Requirements >>
Nothing in the records may be left out or altered; reproduce them all exactly.

Extracted data start

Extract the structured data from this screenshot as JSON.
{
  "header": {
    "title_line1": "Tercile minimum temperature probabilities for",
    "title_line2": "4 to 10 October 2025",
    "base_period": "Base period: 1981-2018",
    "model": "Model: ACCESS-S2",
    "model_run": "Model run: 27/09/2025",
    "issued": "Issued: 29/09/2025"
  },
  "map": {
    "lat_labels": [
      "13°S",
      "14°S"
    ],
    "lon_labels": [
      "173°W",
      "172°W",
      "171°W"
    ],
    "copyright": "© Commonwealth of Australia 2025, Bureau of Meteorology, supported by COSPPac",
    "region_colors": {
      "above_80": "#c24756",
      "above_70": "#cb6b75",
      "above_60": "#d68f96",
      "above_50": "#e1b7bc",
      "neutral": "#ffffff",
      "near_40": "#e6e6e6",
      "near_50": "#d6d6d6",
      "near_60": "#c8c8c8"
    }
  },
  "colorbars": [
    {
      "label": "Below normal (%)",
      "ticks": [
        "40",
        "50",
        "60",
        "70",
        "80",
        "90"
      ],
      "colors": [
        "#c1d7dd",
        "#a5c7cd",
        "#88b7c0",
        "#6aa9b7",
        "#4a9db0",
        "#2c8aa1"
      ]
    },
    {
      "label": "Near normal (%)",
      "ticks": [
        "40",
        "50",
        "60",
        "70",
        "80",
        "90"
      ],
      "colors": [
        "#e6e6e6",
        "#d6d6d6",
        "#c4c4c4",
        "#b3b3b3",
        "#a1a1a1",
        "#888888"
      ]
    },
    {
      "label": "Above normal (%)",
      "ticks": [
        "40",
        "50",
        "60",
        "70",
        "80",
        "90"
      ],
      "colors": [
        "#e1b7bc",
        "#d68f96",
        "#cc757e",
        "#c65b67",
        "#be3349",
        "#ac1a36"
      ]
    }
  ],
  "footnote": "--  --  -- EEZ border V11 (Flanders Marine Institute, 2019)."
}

Extracted data end

Output of the exercise >>
Extract the structured data from this screenshot as JSON.
{
  "header": {
    "title_line1": "Tercile minimum temperature probabilities for",
    "title_line2": "4 to 10 October 2025",
    "base_period": "Base period: 1981-2018",
    "model": "Model: ACCESS-S2",
    "model_run": "Model run: 27/09/2025",
    "issued": "Issued: 29/09/2025"
  },
  "map": {
    "lat_labels": [
      "13°S",
      "14°S"
    ],
    "lon_labels": [
      "173°W",
      "172°W",
      "171°W"
    ],
    "copyright": "© Commonwealth of Australia 2025, Bureau of Meteorology, supported by COSPPac",
    "region_colors": {
      "above_80": "#c24756",
      "above_70": "#cb6b75",
      "above_60": "#d68f96",
      "above_50": "#e1b7bc",
      "neutral": "#ffffff",
      "near_40": "#e6e6e6",
      "near_50": "#d6d6d6",
      "near_60": "#c8c8c8"
    }
  },
  "colorbars": [
    {
      "label": "Below normal (%)",
      "ticks": [
        "40",
        "50",
        "60",
        "70",
        "80",
        "90"
      ],
      "colors": [
        "#c1d7dd",
        "#a5c7cd",
        "#88b7c0",
        "#6aa9b7",
        "#4a9db0",
        "#2c8aa1"
      ]
    },
    {
      "label": "Near normal (%)",
      "ticks": [
        "40",
        "50",
        "60",
        "70",
        "80",
        "90"
      ],
      "colors": [
        "#e6e6e6",
        "#d6d6d6",
        "#c4c4c4",
        "#b3b3b3",
        "#a1a1a1",
        "#888888"
      ]
    },
    {
      "label": "Above normal (%)",
      "ticks": [
        "40",
        "50",
        "60",
        "70",
        "80",
        "90"
      ],
      "colors": [
        "#e1b7bc",
        "#d68f96",
        "#cc757e",
        "#c65b67",
        "#be3349",
        "#ac1a36"
      ]
    }
  ],
  "footnote": "--  --  -- EEZ border V11 (Flanders Marine Institute, 2019)."
}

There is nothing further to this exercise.